--- Record set ---

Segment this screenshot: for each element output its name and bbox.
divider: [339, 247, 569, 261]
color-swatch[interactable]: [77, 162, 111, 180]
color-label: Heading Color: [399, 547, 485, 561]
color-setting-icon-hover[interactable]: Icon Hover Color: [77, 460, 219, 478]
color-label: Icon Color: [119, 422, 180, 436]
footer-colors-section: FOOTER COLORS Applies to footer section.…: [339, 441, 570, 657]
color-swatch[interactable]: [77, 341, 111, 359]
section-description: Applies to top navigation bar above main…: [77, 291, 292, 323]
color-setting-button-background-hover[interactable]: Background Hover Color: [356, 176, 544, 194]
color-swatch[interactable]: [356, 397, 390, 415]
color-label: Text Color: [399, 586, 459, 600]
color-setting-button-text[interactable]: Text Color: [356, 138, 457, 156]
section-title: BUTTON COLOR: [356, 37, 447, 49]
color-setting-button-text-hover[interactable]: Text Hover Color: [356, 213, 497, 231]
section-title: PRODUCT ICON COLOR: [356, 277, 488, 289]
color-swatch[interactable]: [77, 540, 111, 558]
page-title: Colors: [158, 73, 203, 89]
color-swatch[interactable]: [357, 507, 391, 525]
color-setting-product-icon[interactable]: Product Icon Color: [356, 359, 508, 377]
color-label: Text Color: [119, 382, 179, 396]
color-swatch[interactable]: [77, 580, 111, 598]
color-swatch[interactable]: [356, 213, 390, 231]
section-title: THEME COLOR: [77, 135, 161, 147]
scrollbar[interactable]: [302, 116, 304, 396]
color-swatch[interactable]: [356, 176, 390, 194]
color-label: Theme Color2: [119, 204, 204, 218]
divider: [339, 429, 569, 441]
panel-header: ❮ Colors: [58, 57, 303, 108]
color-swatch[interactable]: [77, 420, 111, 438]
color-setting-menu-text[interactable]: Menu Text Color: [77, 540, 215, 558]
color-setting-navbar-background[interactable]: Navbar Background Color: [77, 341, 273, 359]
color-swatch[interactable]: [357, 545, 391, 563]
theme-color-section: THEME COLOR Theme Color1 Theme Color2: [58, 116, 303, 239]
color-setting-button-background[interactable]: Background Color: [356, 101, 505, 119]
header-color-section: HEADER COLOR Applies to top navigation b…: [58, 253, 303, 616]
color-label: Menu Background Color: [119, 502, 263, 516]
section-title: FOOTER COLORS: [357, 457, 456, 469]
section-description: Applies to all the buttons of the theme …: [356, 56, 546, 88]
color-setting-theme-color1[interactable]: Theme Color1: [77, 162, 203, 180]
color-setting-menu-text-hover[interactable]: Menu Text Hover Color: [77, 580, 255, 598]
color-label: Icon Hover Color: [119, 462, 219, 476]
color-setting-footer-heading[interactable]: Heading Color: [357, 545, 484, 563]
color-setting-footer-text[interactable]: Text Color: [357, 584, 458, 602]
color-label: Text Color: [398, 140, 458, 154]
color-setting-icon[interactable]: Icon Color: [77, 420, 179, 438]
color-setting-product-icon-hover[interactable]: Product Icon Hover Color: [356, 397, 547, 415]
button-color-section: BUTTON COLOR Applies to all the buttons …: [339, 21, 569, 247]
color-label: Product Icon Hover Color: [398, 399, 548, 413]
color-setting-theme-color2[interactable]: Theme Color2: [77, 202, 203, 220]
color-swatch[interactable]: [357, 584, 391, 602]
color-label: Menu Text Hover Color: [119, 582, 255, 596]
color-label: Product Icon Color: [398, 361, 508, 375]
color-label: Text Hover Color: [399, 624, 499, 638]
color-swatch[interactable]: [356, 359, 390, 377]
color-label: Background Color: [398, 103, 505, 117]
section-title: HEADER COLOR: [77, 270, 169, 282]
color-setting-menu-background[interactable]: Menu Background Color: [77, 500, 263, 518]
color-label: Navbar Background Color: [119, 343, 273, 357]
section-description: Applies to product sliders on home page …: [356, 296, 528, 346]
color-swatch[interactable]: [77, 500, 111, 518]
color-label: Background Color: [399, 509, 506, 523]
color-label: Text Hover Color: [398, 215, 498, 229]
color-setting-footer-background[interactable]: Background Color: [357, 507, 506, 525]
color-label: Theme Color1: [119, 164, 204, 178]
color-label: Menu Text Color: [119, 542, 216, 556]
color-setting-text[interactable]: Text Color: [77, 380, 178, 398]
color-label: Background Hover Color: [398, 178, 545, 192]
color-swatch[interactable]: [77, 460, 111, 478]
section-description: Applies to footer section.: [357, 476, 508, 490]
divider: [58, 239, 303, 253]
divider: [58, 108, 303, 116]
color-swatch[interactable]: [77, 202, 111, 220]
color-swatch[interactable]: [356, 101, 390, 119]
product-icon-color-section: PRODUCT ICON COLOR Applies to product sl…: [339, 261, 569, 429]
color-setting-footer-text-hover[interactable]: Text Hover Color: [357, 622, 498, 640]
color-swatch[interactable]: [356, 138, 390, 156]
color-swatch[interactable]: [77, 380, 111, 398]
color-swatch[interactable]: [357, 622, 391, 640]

---

**Given instruction**
Rewrite every entry above, changing each "color-swatch" to "swatch-button" and keeping everything else the same.

**Exercise result**
Segment this screenshot: for each element output its name and bbox.
divider: [339, 247, 569, 261]
swatch-button[interactable]: [77, 162, 111, 180]
color-label: Heading Color: [399, 547, 485, 561]
color-setting-icon-hover[interactable]: Icon Hover Color: [77, 460, 219, 478]
color-label: Icon Color: [119, 422, 180, 436]
footer-colors-section: FOOTER COLORS Applies to footer section.…: [339, 441, 570, 657]
swatch-button[interactable]: [77, 341, 111, 359]
section-description: Applies to top navigation bar above main…: [77, 291, 292, 323]
color-setting-button-background-hover[interactable]: Background Hover Color: [356, 176, 544, 194]
swatch-button[interactable]: [356, 397, 390, 415]
color-label: Text Color: [399, 586, 459, 600]
color-setting-button-text[interactable]: Text Color: [356, 138, 457, 156]
section-title: BUTTON COLOR: [356, 37, 447, 49]
color-setting-button-text-hover[interactable]: Text Hover Color: [356, 213, 497, 231]
section-title: PRODUCT ICON COLOR: [356, 277, 488, 289]
swatch-button[interactable]: [77, 540, 111, 558]
page-title: Colors: [158, 73, 203, 89]
swatch-button[interactable]: [357, 507, 391, 525]
color-setting-product-icon[interactable]: Product Icon Color: [356, 359, 508, 377]
color-label: Text Color: [119, 382, 179, 396]
swatch-button[interactable]: [77, 580, 111, 598]
swatch-button[interactable]: [356, 213, 390, 231]
section-title: THEME COLOR: [77, 135, 161, 147]
scrollbar[interactable]: [302, 116, 304, 396]
swatch-button[interactable]: [356, 176, 390, 194]
color-label: Theme Color2: [119, 204, 204, 218]
divider: [339, 429, 569, 441]
panel-header: ❮ Colors: [58, 57, 303, 108]
swatch-button[interactable]: [77, 420, 111, 438]
color-setting-menu-text[interactable]: Menu Text Color: [77, 540, 215, 558]
color-setting-navbar-background[interactable]: Navbar Background Color: [77, 341, 273, 359]
swatch-button[interactable]: [357, 545, 391, 563]
theme-color-section: THEME COLOR Theme Color1 Theme Color2: [58, 116, 303, 239]
color-setting-button-background[interactable]: Background Color: [356, 101, 505, 119]
header-color-section: HEADER COLOR Applies to top navigation b…: [58, 253, 303, 616]
color-label: Menu Background Color: [119, 502, 263, 516]
section-title: FOOTER COLORS: [357, 457, 456, 469]
section-description: Applies to all the buttons of the theme …: [356, 56, 546, 88]
color-setting-theme-color1[interactable]: Theme Color1: [77, 162, 203, 180]
color-setting-menu-text-hover[interactable]: Menu Text Hover Color: [77, 580, 255, 598]
color-label: Icon Hover Color: [119, 462, 219, 476]
color-setting-footer-heading[interactable]: Heading Color: [357, 545, 484, 563]
color-setting-footer-text[interactable]: Text Color: [357, 584, 458, 602]
color-label: Text Color: [398, 140, 458, 154]
color-setting-icon[interactable]: Icon Color: [77, 420, 179, 438]
color-setting-product-icon-hover[interactable]: Product Icon Hover Color: [356, 397, 547, 415]
button-color-section: BUTTON COLOR Applies to all the buttons …: [339, 21, 569, 247]
color-label: Product Icon Hover Color: [398, 399, 548, 413]
color-setting-theme-color2[interactable]: Theme Color2: [77, 202, 203, 220]
swatch-button[interactable]: [357, 584, 391, 602]
color-label: Menu Text Hover Color: [119, 582, 255, 596]
color-label: Product Icon Color: [398, 361, 508, 375]
color-label: Text Hover Color: [399, 624, 499, 638]
swatch-button[interactable]: [356, 359, 390, 377]
color-label: Background Color: [398, 103, 505, 117]
section-title: HEADER COLOR: [77, 270, 169, 282]
color-setting-menu-background[interactable]: Menu Background Color: [77, 500, 263, 518]
color-label: Navbar Background Color: [119, 343, 273, 357]
section-description: Applies to product sliders on home page …: [356, 296, 528, 346]
swatch-button[interactable]: [77, 500, 111, 518]
color-label: Background Color: [399, 509, 506, 523]
color-label: Text Hover Color: [398, 215, 498, 229]
color-setting-footer-background[interactable]: Background Color: [357, 507, 506, 525]
color-label: Theme Color1: [119, 164, 204, 178]
color-label: Menu Text Color: [119, 542, 216, 556]
color-setting-text[interactable]: Text Color: [77, 380, 178, 398]
color-label: Background Hover Color: [398, 178, 545, 192]
swatch-button[interactable]: [77, 460, 111, 478]
section-description: Applies to footer section.: [357, 476, 508, 490]
divider: [58, 239, 303, 253]
divider: [58, 108, 303, 116]
swatch-button[interactable]: [77, 202, 111, 220]
swatch-button[interactable]: [356, 101, 390, 119]
product-icon-color-section: PRODUCT ICON COLOR Applies to product sl…: [339, 261, 569, 429]
color-setting-footer-text-hover[interactable]: Text Hover Color: [357, 622, 498, 640]
swatch-button[interactable]: [356, 138, 390, 156]
swatch-button[interactable]: [77, 380, 111, 398]
swatch-button[interactable]: [357, 622, 391, 640]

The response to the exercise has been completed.